Change every "heatmap-cell" to "grid-cell" in the entries below, keeping everything else the same, and leave out the pictures.

Saved data entries
------------------------------
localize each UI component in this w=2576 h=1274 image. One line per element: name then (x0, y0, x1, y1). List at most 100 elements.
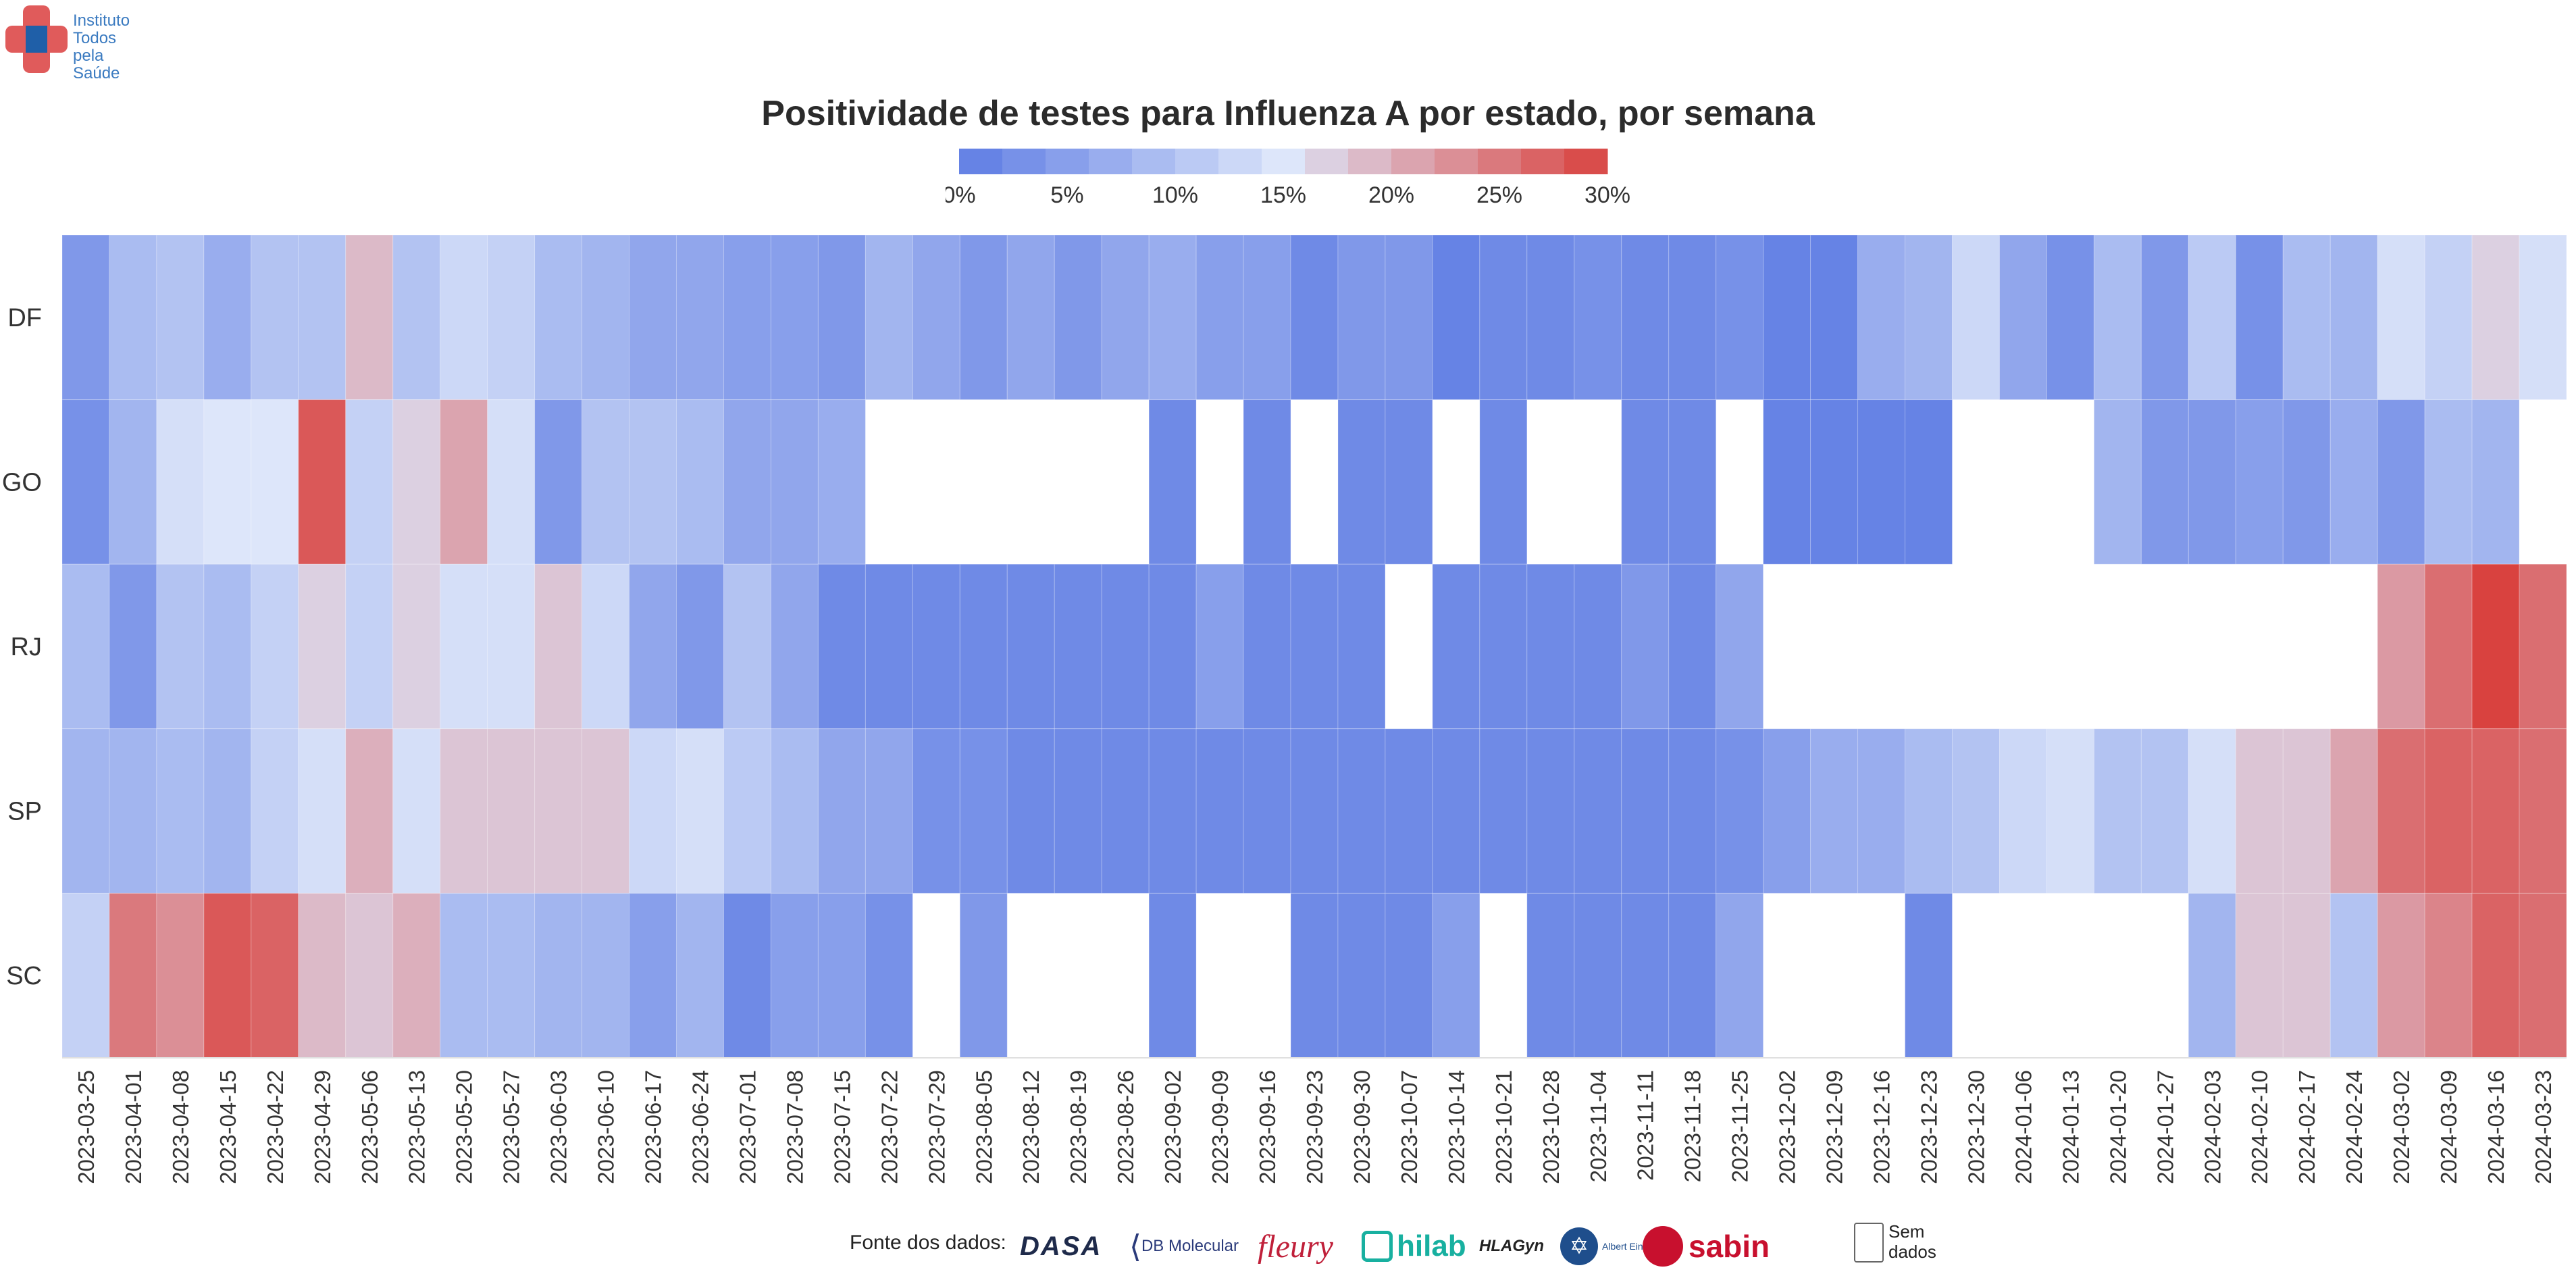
heatmap-cell (487, 234, 536, 401)
heatmap-cell (1905, 399, 1953, 565)
heatmap-cell (1054, 728, 1102, 894)
heatmap-cell (298, 563, 346, 730)
heatmap-cell (1716, 892, 1764, 1059)
heatmap-cell (1810, 399, 1859, 565)
column-label: 2023-06-24 (688, 1070, 713, 1184)
heatmap-cell (1857, 728, 1906, 894)
heatmap-cell (2093, 234, 2142, 401)
heatmap-cell (676, 892, 724, 1059)
heatmap-cell (817, 728, 866, 894)
heatmap-cell (345, 563, 394, 730)
heatmap-cell (629, 399, 677, 565)
heatmap-cell (2424, 563, 2473, 730)
heatmap-cell (1101, 563, 1150, 730)
heatmap-cell (770, 892, 819, 1059)
db-molecular-mark-icon: ⟨ (1129, 1229, 1141, 1264)
heatmap-cell (109, 728, 157, 894)
column-label: 2024-02-03 (2200, 1070, 2225, 1184)
heatmap-cell (1857, 399, 1906, 565)
heatmap-cell (487, 399, 536, 565)
partner-logo-fleury: fleury (1258, 1228, 1333, 1265)
heatmap: DF GO RJ SP SC 2023-03-25 2023-04-01 2023-04-08… (2, 234, 2567, 1184)
heatmap-cell (61, 399, 110, 565)
heatmap-cell (534, 892, 583, 1059)
heatmap-cell (2140, 234, 2189, 401)
heatmap-cell (912, 563, 960, 730)
column-label: 2023-06-10 (594, 1070, 619, 1184)
heatmap-cell (2519, 892, 2567, 1059)
heatmap-cell (770, 399, 819, 565)
heatmap-cell (1999, 234, 2047, 401)
heatmap-cell (1905, 728, 1953, 894)
colorbar-step (1002, 149, 1046, 174)
heatmap-cell (1905, 234, 1953, 401)
heatmap-cell (723, 234, 771, 401)
column-label: 2023-11-04 (1586, 1070, 1611, 1182)
column-label: 2023-04-08 (168, 1070, 193, 1184)
row-label: SP (7, 798, 42, 826)
partner-logo-hlagyn: HLAGyn (1479, 1237, 1544, 1255)
colorbar-step (1305, 149, 1349, 174)
heatmap-cell (251, 728, 299, 894)
heatmap-cell (156, 563, 205, 730)
heatmap-cell (1716, 234, 1764, 401)
column-label: 2024-03-16 (2483, 1070, 2508, 1184)
heatmap-cell (676, 728, 724, 894)
heatmap-cell (2046, 728, 2094, 894)
colorbar-tick-label: 20% (1368, 182, 1414, 208)
partner-logo-hilab: hilab (1362, 1223, 1466, 1270)
row-label: RJ (11, 633, 42, 661)
heatmap-cell (2329, 892, 2378, 1059)
heatmap-cell (392, 563, 441, 730)
heatmap-cell (1432, 234, 1480, 401)
heatmap-cell (1763, 399, 1811, 565)
heatmap-cell (676, 234, 724, 401)
heatmap-cell (1574, 234, 1622, 401)
column-label: 2023-04-29 (310, 1070, 335, 1184)
heatmap-cell (2519, 234, 2567, 401)
heatmap-cell (203, 728, 252, 894)
heatmap-cell (1668, 399, 1717, 565)
heatmap-cell (298, 399, 346, 565)
heatmap-cell (1385, 234, 1433, 401)
column-label: 2023-10-07 (1397, 1070, 1422, 1184)
heatmap-cell (817, 892, 866, 1059)
partner-logo-db-molecular: ⟨ DB Molecular (1129, 1229, 1239, 1264)
heatmap-cell (2329, 399, 2378, 565)
heatmap-cell (1243, 234, 1291, 401)
heatmap-cell (1574, 728, 1622, 894)
column-label: 2023-08-12 (1019, 1070, 1044, 1184)
heatmap-cell (2377, 892, 2425, 1059)
column-label: 2023-11-11 (1633, 1070, 1658, 1181)
heatmap-cell (61, 728, 110, 894)
heatmap-cell (345, 728, 394, 894)
heatmap-cell (1526, 234, 1575, 401)
heatmap-cell (2188, 728, 2236, 894)
column-label: 2023-07-22 (877, 1070, 902, 1184)
heatmap-cell (109, 563, 157, 730)
hilab-mark-icon (1362, 1231, 1393, 1262)
column-label: 2023-07-29 (924, 1070, 949, 1184)
colorbar-step (1089, 149, 1133, 174)
heatmap-cell (1385, 892, 1433, 1059)
heatmap-cell (1243, 728, 1291, 894)
column-label: 2023-10-28 (1539, 1070, 1564, 1184)
heatmap-cell (392, 399, 441, 565)
logo-text: Instituto Todos pela Saúde (73, 12, 130, 82)
heatmap-cell (1668, 892, 1717, 1059)
colorbar-step (1435, 149, 1478, 174)
heatmap-cell (865, 892, 913, 1059)
column-label: 2024-01-13 (2058, 1070, 2083, 1184)
heatmap-cell (1574, 892, 1622, 1059)
source-label: Fonte dos dados: (850, 1231, 1006, 1254)
row-label: DF (7, 304, 42, 332)
heatmap-cell (582, 234, 630, 401)
column-label: 2023-04-15 (215, 1070, 240, 1184)
heatmap-cell (1668, 563, 1717, 730)
heatmap-cell (251, 234, 299, 401)
heatmap-cell (534, 728, 583, 894)
heatmap-cell (582, 728, 630, 894)
heatmap-cell (2235, 728, 2284, 894)
colorbar-tick-label: 5% (1050, 182, 1083, 208)
heatmap-cell (251, 563, 299, 730)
------------------------------
#### Result of the task
localize each UI component in this w=2576 h=1274 image. One line per element: name then (x0, y0, x1, y1). List at most 100 elements.
grid-cell (487, 234, 536, 401)
grid-cell (1905, 399, 1953, 565)
grid-cell (1054, 728, 1102, 894)
grid-cell (298, 563, 346, 730)
grid-cell (1716, 892, 1764, 1059)
grid-cell (1810, 399, 1859, 565)
column-label: 2023-06-24 (688, 1070, 713, 1184)
grid-cell (1857, 728, 1906, 894)
grid-cell (2093, 234, 2142, 401)
grid-cell (676, 892, 724, 1059)
grid-cell (817, 728, 866, 894)
grid-cell (345, 563, 394, 730)
grid-cell (629, 399, 677, 565)
grid-cell (2424, 563, 2473, 730)
grid-cell (1101, 563, 1150, 730)
grid-cell (770, 892, 819, 1059)
db-molecular-mark-icon: ⟨ (1129, 1229, 1141, 1264)
grid-cell (109, 728, 157, 894)
column-label: 2024-02-03 (2200, 1070, 2225, 1184)
grid-cell (1857, 399, 1906, 565)
grid-cell (487, 399, 536, 565)
partner-logo-fleury: fleury (1258, 1228, 1333, 1265)
heatmap: DF GO RJ SP SC 2023-03-25 2023-04-01 2023-04-08… (2, 234, 2567, 1184)
grid-cell (61, 399, 110, 565)
grid-cell (534, 892, 583, 1059)
grid-cell (2140, 234, 2189, 401)
grid-cell (912, 563, 960, 730)
column-label: 2023-06-10 (594, 1070, 619, 1184)
grid-cell (2519, 892, 2567, 1059)
grid-cell (770, 399, 819, 565)
grid-cell (1999, 234, 2047, 401)
grid-cell (1905, 728, 1953, 894)
colorbar-step (1002, 149, 1046, 174)
grid-cell (1905, 234, 1953, 401)
grid-cell (723, 234, 771, 401)
column-label: 2023-11-04 (1586, 1070, 1611, 1182)
column-label: 2023-04-08 (168, 1070, 193, 1184)
row-label: SP (7, 798, 42, 826)
partner-logo-hlagyn: HLAGyn (1479, 1237, 1544, 1255)
colorbar-step (1305, 149, 1349, 174)
grid-cell (251, 728, 299, 894)
grid-cell (156, 563, 205, 730)
grid-cell (1716, 234, 1764, 401)
column-label: 2024-03-16 (2483, 1070, 2508, 1184)
grid-cell (676, 728, 724, 894)
grid-cell (2046, 728, 2094, 894)
colorbar-tick-label: 20% (1368, 182, 1414, 208)
partner-logo-hilab: hilab (1362, 1223, 1466, 1270)
row-label: RJ (11, 633, 42, 661)
grid-cell (2329, 892, 2378, 1059)
grid-cell (392, 563, 441, 730)
grid-cell (1432, 234, 1480, 401)
grid-cell (1763, 399, 1811, 565)
grid-cell (676, 234, 724, 401)
grid-cell (1574, 234, 1622, 401)
column-label: 2023-04-29 (310, 1070, 335, 1184)
grid-cell (2519, 234, 2567, 401)
grid-cell (203, 728, 252, 894)
grid-cell (1668, 399, 1717, 565)
grid-cell (298, 399, 346, 565)
grid-cell (1385, 234, 1433, 401)
column-label: 2023-10-07 (1397, 1070, 1422, 1184)
grid-cell (817, 892, 866, 1059)
partner-logo-db-molecular: ⟨ DB Molecular (1129, 1229, 1239, 1264)
grid-cell (2329, 399, 2378, 565)
grid-cell (1243, 234, 1291, 401)
grid-cell (1574, 728, 1622, 894)
column-label: 2023-08-12 (1019, 1070, 1044, 1184)
grid-cell (2377, 892, 2425, 1059)
column-label: 2023-11-11 (1633, 1070, 1658, 1181)
grid-cell (61, 728, 110, 894)
grid-cell (345, 728, 394, 894)
grid-cell (1526, 234, 1575, 401)
grid-cell (2188, 728, 2236, 894)
column-label: 2023-07-22 (877, 1070, 902, 1184)
grid-cell (109, 563, 157, 730)
hilab-mark-icon (1362, 1231, 1393, 1262)
column-label: 2023-07-29 (924, 1070, 949, 1184)
colorbar-step (1089, 149, 1133, 174)
grid-cell (1385, 892, 1433, 1059)
grid-cell (1243, 728, 1291, 894)
column-label: 2023-10-28 (1539, 1070, 1564, 1184)
grid-cell (392, 399, 441, 565)
logo-text: Instituto Todos pela Saúde (73, 12, 130, 82)
grid-cell (1668, 892, 1717, 1059)
colorbar-step (1435, 149, 1478, 174)
grid-cell (865, 892, 913, 1059)
column-label: 2024-01-13 (2058, 1070, 2083, 1184)
grid-cell (1574, 892, 1622, 1059)
source-label: Fonte dos dados: (850, 1231, 1006, 1254)
row-label: DF (7, 304, 42, 332)
grid-cell (582, 234, 630, 401)
column-label: 2023-04-15 (215, 1070, 240, 1184)
grid-cell (1668, 563, 1717, 730)
grid-cell (251, 234, 299, 401)
grid-cell (534, 728, 583, 894)
grid-cell (582, 728, 630, 894)
grid-cell (2235, 728, 2284, 894)
colorbar-tick-label: 5% (1050, 182, 1083, 208)
grid-cell (251, 563, 299, 730)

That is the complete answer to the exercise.